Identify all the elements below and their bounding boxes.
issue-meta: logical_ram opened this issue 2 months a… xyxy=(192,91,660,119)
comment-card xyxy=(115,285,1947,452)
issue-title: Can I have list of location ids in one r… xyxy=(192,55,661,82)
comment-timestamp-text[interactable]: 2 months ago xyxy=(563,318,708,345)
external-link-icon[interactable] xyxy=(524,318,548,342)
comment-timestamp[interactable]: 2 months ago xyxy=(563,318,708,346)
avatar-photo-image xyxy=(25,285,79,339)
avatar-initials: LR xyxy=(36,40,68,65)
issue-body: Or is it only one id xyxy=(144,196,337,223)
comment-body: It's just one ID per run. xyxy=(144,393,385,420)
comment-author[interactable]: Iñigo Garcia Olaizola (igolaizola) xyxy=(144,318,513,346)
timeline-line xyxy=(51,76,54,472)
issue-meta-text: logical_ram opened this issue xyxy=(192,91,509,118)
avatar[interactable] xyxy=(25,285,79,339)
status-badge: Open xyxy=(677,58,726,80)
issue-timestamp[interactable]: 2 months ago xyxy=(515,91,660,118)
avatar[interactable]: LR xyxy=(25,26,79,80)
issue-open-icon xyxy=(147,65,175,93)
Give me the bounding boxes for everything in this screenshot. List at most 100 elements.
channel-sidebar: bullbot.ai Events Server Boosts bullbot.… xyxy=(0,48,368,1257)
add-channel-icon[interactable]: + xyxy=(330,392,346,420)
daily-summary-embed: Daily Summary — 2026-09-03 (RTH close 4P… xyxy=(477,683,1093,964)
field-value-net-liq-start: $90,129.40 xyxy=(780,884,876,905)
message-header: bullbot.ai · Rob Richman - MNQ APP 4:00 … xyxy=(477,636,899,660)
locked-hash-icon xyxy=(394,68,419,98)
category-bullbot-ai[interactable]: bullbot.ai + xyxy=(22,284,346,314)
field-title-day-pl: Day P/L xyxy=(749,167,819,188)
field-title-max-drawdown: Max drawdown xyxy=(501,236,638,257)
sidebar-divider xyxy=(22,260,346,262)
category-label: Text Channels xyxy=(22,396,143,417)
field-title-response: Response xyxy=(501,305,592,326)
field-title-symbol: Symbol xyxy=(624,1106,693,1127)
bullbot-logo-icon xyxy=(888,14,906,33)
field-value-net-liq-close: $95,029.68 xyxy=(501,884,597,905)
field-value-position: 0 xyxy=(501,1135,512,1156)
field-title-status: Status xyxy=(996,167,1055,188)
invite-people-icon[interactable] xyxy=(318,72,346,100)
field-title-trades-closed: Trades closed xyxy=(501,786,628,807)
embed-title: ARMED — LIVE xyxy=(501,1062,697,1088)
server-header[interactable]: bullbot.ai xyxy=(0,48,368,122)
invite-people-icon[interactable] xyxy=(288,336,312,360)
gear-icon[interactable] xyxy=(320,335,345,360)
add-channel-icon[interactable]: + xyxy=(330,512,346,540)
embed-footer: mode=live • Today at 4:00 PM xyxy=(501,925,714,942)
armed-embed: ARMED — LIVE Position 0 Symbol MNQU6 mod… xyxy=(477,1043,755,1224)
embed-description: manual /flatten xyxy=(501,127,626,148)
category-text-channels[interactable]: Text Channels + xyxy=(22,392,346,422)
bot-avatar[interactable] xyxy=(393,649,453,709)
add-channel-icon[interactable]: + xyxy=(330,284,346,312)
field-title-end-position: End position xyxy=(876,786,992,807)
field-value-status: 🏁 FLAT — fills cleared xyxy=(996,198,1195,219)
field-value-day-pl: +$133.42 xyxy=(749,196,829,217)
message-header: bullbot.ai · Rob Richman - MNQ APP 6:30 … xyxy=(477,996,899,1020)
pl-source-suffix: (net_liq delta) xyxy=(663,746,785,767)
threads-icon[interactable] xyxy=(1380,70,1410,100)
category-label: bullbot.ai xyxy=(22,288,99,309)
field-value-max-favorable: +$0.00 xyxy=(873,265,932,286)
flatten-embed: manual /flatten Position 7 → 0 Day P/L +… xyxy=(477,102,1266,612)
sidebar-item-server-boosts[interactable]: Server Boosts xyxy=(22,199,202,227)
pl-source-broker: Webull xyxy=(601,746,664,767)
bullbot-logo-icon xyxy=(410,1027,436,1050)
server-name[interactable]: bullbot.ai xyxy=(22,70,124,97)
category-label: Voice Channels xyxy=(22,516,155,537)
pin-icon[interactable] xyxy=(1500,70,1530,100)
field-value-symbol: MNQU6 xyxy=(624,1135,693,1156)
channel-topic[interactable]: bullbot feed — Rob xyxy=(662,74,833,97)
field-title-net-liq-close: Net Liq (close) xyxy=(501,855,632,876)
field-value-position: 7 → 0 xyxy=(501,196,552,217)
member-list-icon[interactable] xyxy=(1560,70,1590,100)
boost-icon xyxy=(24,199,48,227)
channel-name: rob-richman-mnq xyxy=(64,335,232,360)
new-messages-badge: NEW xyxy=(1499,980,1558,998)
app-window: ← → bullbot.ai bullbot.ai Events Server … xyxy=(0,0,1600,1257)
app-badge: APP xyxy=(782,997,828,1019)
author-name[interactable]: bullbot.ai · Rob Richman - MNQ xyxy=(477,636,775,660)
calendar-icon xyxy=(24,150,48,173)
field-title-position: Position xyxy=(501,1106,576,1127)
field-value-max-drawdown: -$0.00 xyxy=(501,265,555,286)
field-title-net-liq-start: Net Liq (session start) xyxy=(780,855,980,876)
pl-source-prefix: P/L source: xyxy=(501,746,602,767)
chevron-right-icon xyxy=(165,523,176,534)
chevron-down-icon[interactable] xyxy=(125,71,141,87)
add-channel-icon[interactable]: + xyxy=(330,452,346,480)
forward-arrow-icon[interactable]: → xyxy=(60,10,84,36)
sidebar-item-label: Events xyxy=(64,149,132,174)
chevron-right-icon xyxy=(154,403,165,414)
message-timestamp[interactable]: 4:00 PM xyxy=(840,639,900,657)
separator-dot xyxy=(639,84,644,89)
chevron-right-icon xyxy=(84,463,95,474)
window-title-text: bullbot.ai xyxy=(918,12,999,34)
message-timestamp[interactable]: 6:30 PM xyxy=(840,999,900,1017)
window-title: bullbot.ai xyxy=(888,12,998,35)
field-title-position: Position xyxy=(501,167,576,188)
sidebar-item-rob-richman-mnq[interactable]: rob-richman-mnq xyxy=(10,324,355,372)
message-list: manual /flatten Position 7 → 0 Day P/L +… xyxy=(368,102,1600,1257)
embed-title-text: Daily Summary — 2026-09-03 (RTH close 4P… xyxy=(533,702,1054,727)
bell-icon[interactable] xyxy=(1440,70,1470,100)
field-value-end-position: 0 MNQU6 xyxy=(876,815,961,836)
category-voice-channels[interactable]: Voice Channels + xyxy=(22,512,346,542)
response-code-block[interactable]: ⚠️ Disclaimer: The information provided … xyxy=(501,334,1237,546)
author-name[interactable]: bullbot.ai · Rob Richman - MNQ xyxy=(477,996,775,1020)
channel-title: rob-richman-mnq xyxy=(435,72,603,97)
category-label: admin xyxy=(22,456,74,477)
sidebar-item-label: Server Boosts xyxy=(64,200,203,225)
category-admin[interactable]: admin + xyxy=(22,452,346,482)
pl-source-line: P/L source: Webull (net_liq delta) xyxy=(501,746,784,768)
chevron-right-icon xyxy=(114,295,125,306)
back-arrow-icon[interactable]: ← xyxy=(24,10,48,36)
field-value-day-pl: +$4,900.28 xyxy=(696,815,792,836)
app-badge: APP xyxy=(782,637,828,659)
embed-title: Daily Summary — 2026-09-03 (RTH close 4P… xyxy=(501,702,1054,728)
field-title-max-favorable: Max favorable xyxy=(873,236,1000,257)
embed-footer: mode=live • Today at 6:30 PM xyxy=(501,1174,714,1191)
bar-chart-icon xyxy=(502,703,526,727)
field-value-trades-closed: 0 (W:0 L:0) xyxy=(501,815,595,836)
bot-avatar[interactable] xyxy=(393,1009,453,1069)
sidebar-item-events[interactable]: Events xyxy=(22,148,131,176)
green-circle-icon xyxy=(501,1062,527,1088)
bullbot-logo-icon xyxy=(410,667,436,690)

**********

• Consigne: Recopiez à l'identique le passage des entrées qui va du tout début jusqu'à la ligne contenant « avatar[interactable] xyxy=(25,285,79,339) », cette ligne comprise.

• Résultat:
Identify all the elements below and their bounding boxes.
issue-meta: logical_ram opened this issue 2 months a… xyxy=(192,91,660,119)
comment-card xyxy=(115,285,1947,452)
issue-title: Can I have list of location ids in one r… xyxy=(192,55,661,82)
comment-timestamp-text[interactable]: 2 months ago xyxy=(563,318,708,345)
external-link-icon[interactable] xyxy=(524,318,548,342)
comment-timestamp[interactable]: 2 months ago xyxy=(563,318,708,346)
avatar-photo-image xyxy=(25,285,79,339)
avatar-initials: LR xyxy=(36,40,68,65)
issue-body: Or is it only one id xyxy=(144,196,337,223)
comment-body: It's just one ID per run. xyxy=(144,393,385,420)
comment-author[interactable]: Iñigo Garcia Olaizola (igolaizola) xyxy=(144,318,513,346)
timeline-line xyxy=(51,76,54,472)
issue-meta-text: logical_ram opened this issue xyxy=(192,91,509,118)
avatar[interactable] xyxy=(25,285,79,339)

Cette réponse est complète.